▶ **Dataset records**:

========

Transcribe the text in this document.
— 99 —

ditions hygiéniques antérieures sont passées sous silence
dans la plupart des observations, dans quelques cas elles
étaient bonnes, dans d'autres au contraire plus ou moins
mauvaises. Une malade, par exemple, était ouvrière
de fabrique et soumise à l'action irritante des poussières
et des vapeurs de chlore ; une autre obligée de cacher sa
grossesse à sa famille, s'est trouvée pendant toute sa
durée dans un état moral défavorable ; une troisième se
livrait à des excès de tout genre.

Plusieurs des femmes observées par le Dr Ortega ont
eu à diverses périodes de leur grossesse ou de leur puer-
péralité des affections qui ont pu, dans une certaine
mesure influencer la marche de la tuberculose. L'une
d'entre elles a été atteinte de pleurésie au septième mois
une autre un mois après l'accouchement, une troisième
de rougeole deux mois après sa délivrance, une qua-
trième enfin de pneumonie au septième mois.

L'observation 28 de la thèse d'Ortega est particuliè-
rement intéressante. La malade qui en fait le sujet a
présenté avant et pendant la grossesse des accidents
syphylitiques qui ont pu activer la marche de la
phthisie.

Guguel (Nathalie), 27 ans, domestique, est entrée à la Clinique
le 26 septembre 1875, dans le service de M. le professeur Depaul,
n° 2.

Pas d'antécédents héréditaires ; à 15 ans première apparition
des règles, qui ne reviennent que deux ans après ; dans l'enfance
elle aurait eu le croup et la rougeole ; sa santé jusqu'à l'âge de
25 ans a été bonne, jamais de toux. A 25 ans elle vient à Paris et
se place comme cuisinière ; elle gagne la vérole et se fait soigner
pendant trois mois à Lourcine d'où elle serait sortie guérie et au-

========

▶ **WHAT THE TASK REQUIRES**: The full set of records should be duplicated exactly.

▶ **SOLUTION TO THIS PROBLEM**:
Transcribe the text in this document.
— 99 —

ditions hygiéniques antérieures sont passées sous silence
dans la plupart des observations, dans quelques cas elles
étaient bonnes, dans d'autres au contraire plus ou moins
mauvaises. Une malade, par exemple, était ouvrière
de fabrique et soumise à l'action irritante des poussières
et des vapeurs de chlore ; une autre obligée de cacher sa
grossesse à sa famille, s'est trouvée pendant toute sa
durée dans un état moral défavorable ; une troisième se
livrait à des excès de tout genre.

Plusieurs des femmes observées par le Dr Ortega ont
eu à diverses périodes de leur grossesse ou de leur puer-
péralité des affections qui ont pu, dans une certaine
mesure influencer la marche de la tuberculose. L'une
d'entre elles a été atteinte de pleurésie au septième mois
une autre un mois après l'accouchement, une troisième
de rougeole deux mois après sa délivrance, une qua-
trième enfin de pneumonie au septième mois.

L'observation 28 de la thèse d'Ortega est particuliè-
rement intéressante. La malade qui en fait le sujet a
présenté avant et pendant la grossesse des accidents
syphylitiques qui ont pu activer la marche de la
phthisie.

Guguel (Nathalie), 27 ans, domestique, est entrée à la Clinique
le 26 septembre 1875, dans le service de M. le professeur Depaul,
n° 2.

Pas d'antécédents héréditaires ; à 15 ans première apparition
des règles, qui ne reviennent que deux ans après ; dans l'enfance
elle aurait eu le croup et la rougeole ; sa santé jusqu'à l'âge de
25 ans a été bonne, jamais de toux. A 25 ans elle vient à Paris et
se place comme cuisinière ; elle gagne la vérole et se fait soigner
pendant trois mois à Lourcine d'où elle serait sortie guérie et au-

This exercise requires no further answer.